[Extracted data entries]
++++++

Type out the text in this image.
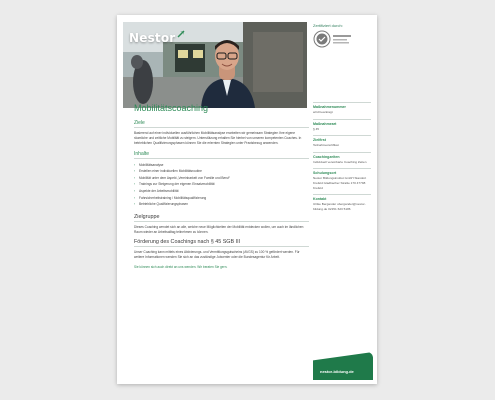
Nestor
Zertifiziert durch:
Mobilitätscoaching
Ziele
Basierend auf einer individuellen ausführlichen Mobilitätsanalyse erarbeiten wir gemeinsam Strategien Ihre eigene räumliche und zeitliche Mobilität zu steigern. Unterstützung erhalten Sie hierbei von unseren kompetenten Coaches. In betrieblichen Qualifizierungsphasen können Sie die erlernten Strategien unter Praxisbezug anwenden.
Inhalte
› Mobilitätsanalyse
› Erstellen einer individuellen Mobilitätsroutine
› Mobilität unter dem Aspekt „Vereinbarkeit von Familie und Beruf“
› Trainings zur Steigerung der eigenen Einsatzmobilität
› Aspekte der Arbeitsmobilität
› Fahrsicherheitstraining / Mobilitätsqualifizierung
› Betriebliche Qualifizierungsphasen
Zielgruppe
Dieses Coaching wendet sich an alle, welche neue Möglichkeiten der Mobilität entdecken wollen, um auch im ländlichen Raum wieder an Arbeitsalltag teilnehmen zu können.
Förderung des Coachings nach § 45 SGB III
Unser Coaching kann mittels eines Aktivierungs- und Vermittlungsgutscheins (AVGS) zu 100 % gefördert werden. Für weitere Informationen wenden Sie sich an das zuständige Jobcenter oder die Bundesagentur für Arbeit.
Sie können sich auch direkt an uns wenden. Wir beraten Sie gern.
Maßnahmenummer
wird beantragt
Maßnahmeart
§ 45
Zielfirst
Teilnahmezertifikat
Coachingzeiten
Individuell vereinbarte Coaching Zeiten
Schulungsort
Nestor Bildungsinstitut GmbH Standort Krefeld Gladbacher Straße 170 47798 Krefeld
Kontakt
Ulrike Bergander ubergander@nestor-bildung.de 02151 623 5186
nestor-bildung.de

++++++

TASK BRIEF:
Output every entry exactly as given; pictures are not part of the copy.

TASK RESPONSE:
Type out the text in this image.
Nestor
Zertifiziert durch:
Mobilitätscoaching
Ziele
Basierend auf einer individuellen ausführlichen Mobilitätsanalyse erarbeiten wir gemeinsam Strategien Ihre eigene räumliche und zeitliche Mobilität zu steigern. Unterstützung erhalten Sie hierbei von unseren kompetenten Coaches. In betrieblichen Qualifizierungsphasen können Sie die erlernten Strategien unter Praxisbezug anwenden.
Inhalte
› Mobilitätsanalyse
› Erstellen einer individuellen Mobilitätsroutine
› Mobilität unter dem Aspekt „Vereinbarkeit von Familie und Beruf“
› Trainings zur Steigerung der eigenen Einsatzmobilität
› Aspekte der Arbeitsmobilität
› Fahrsicherheitstraining / Mobilitätsqualifizierung
› Betriebliche Qualifizierungsphasen
Zielgruppe
Dieses Coaching wendet sich an alle, welche neue Möglichkeiten der Mobilität entdecken wollen, um auch im ländlichen Raum wieder an Arbeitsalltag teilnehmen zu können.
Förderung des Coachings nach § 45 SGB III
Unser Coaching kann mittels eines Aktivierungs- und Vermittlungsgutscheins (AVGS) zu 100 % gefördert werden. Für weitere Informationen wenden Sie sich an das zuständige Jobcenter oder die Bundesagentur für Arbeit.
Sie können sich auch direkt an uns wenden. Wir beraten Sie gern.
Maßnahmenummer
wird beantragt
Maßnahmeart
§ 45
Zielfirst
Teilnahmezertifikat
Coachingzeiten
Individuell vereinbarte Coaching Zeiten
Schulungsort
Nestor Bildungsinstitut GmbH Standort Krefeld Gladbacher Straße 170 47798 Krefeld
Kontakt
Ulrike Bergander ubergander@nestor-bildung.de 02151 623 5186
nestor-bildung.de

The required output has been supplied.